PROBLEM REQUIREMENTS — Reply with one number: the count of lines in the records below that hold "devant".
======== EXERCISE MATERIALS ========
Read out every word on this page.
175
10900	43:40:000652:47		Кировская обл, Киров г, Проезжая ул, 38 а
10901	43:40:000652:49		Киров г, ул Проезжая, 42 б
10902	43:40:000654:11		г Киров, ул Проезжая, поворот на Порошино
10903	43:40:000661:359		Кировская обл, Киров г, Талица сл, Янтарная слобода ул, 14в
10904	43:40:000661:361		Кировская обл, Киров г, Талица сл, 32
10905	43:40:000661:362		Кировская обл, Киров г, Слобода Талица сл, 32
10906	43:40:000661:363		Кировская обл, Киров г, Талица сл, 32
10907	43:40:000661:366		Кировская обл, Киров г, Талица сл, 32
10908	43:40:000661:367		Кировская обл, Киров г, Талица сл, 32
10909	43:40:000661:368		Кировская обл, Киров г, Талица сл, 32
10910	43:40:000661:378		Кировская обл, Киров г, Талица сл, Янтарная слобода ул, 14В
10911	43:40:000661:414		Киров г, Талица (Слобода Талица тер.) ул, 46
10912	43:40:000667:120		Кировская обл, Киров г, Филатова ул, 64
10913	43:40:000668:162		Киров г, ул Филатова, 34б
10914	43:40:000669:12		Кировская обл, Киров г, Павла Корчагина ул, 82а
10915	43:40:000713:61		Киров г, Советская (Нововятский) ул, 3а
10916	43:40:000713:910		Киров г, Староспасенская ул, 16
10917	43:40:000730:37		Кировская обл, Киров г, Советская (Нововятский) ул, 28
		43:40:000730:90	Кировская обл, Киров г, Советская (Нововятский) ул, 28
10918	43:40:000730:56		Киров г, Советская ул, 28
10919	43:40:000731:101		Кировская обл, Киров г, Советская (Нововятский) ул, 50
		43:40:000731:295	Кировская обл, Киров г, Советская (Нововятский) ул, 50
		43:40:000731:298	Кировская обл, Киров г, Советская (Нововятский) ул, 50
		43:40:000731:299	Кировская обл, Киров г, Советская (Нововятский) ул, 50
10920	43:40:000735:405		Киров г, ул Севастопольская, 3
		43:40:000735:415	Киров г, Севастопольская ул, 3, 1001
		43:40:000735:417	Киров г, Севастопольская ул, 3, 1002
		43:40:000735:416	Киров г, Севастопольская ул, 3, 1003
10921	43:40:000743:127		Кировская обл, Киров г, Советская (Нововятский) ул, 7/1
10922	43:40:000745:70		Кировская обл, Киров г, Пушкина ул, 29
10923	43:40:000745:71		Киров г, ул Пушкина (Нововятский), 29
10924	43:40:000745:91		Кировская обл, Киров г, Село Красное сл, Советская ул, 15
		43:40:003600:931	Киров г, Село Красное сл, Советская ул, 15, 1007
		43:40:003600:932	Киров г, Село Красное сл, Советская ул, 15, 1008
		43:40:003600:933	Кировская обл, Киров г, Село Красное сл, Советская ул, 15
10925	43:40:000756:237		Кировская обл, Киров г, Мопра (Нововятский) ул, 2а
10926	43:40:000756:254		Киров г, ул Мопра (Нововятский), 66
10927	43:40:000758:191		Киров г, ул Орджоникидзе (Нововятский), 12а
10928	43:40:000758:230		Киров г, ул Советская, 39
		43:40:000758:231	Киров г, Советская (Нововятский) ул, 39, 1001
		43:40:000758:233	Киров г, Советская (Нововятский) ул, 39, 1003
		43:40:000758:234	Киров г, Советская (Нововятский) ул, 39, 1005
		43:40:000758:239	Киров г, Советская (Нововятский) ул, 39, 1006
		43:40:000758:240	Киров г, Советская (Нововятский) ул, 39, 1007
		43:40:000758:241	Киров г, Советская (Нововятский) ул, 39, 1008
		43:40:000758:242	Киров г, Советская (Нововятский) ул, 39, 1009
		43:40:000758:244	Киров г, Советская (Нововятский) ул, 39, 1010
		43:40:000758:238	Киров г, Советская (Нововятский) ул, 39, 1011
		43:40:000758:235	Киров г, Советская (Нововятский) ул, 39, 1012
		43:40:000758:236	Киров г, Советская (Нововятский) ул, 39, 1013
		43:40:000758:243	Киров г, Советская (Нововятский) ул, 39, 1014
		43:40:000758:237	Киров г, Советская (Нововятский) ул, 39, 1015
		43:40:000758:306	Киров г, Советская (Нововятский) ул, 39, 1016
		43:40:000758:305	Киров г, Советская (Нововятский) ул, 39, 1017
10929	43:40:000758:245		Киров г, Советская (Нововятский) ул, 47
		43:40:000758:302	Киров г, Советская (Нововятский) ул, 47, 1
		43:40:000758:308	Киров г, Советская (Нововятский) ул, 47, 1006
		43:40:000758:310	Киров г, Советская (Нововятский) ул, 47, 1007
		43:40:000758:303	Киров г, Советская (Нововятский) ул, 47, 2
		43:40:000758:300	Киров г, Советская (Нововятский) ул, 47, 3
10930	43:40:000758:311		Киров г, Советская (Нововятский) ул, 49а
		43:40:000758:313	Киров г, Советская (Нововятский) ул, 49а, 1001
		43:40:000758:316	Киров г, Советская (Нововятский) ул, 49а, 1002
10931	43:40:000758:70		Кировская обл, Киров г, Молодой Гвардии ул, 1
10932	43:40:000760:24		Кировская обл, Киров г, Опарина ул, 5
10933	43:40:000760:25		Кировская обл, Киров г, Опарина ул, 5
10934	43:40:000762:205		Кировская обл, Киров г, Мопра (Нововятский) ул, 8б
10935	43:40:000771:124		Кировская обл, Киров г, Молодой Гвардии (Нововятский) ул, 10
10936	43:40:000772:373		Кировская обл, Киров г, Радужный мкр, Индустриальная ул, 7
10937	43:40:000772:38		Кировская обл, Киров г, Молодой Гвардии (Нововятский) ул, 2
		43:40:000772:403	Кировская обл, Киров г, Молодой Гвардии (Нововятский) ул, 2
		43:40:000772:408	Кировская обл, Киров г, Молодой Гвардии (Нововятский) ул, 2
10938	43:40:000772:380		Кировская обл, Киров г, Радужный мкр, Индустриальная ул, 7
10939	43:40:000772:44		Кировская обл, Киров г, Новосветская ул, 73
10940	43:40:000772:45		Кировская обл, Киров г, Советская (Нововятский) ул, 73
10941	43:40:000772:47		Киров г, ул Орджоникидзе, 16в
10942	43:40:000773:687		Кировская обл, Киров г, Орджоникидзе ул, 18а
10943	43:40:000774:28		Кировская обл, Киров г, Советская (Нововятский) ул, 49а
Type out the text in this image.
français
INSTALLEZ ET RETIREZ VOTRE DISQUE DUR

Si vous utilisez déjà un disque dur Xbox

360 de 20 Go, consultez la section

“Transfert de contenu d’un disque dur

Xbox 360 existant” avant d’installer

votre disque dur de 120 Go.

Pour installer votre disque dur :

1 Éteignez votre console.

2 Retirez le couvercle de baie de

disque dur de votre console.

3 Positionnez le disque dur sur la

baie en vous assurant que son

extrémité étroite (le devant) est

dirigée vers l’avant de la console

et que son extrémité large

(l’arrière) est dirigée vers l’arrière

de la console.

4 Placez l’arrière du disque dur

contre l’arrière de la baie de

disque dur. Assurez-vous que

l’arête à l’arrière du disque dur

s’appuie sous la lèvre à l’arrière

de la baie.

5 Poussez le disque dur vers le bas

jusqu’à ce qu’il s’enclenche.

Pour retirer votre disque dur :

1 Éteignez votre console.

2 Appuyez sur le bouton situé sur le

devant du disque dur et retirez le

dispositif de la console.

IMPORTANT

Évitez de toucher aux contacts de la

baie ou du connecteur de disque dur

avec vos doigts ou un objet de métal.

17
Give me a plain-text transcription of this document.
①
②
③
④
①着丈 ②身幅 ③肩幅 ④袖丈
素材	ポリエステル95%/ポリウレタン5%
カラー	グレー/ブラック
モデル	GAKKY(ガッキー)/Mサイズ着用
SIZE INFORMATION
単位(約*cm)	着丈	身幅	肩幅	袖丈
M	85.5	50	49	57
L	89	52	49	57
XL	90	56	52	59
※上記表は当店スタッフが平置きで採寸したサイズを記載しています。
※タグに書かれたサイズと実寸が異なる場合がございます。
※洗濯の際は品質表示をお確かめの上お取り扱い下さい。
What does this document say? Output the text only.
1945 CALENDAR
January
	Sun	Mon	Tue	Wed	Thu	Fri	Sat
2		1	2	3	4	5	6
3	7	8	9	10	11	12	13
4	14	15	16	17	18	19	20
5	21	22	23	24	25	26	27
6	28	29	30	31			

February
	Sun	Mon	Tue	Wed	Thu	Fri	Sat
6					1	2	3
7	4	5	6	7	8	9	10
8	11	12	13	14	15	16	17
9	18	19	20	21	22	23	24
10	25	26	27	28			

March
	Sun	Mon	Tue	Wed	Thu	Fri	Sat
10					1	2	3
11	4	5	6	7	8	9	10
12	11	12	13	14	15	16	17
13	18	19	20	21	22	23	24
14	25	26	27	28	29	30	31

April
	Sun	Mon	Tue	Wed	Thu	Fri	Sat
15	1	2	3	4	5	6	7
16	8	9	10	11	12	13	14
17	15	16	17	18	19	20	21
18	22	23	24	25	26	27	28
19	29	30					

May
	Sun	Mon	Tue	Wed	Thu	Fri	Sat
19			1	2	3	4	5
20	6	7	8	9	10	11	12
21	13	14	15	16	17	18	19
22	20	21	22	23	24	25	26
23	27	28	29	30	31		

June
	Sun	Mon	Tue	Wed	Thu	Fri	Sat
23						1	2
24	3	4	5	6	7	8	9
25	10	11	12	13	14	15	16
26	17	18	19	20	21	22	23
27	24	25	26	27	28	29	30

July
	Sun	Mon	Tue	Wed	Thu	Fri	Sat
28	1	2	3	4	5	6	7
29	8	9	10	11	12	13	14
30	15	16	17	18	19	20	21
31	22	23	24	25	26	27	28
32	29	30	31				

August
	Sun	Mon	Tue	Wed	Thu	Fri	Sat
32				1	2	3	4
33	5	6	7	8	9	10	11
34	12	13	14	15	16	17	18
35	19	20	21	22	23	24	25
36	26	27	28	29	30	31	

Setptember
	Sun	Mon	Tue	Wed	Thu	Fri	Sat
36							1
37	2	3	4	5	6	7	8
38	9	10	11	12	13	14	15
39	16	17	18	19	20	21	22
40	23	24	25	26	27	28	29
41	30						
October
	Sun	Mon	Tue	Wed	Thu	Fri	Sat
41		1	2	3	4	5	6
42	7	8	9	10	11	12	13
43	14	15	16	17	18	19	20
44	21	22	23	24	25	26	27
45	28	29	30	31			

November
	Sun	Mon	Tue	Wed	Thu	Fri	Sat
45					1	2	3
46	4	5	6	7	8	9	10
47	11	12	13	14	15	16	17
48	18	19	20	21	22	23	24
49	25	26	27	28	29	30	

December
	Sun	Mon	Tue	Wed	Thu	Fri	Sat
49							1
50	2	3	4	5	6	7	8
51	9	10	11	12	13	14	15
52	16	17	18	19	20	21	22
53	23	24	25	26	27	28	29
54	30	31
========
FINAL RESULT — 2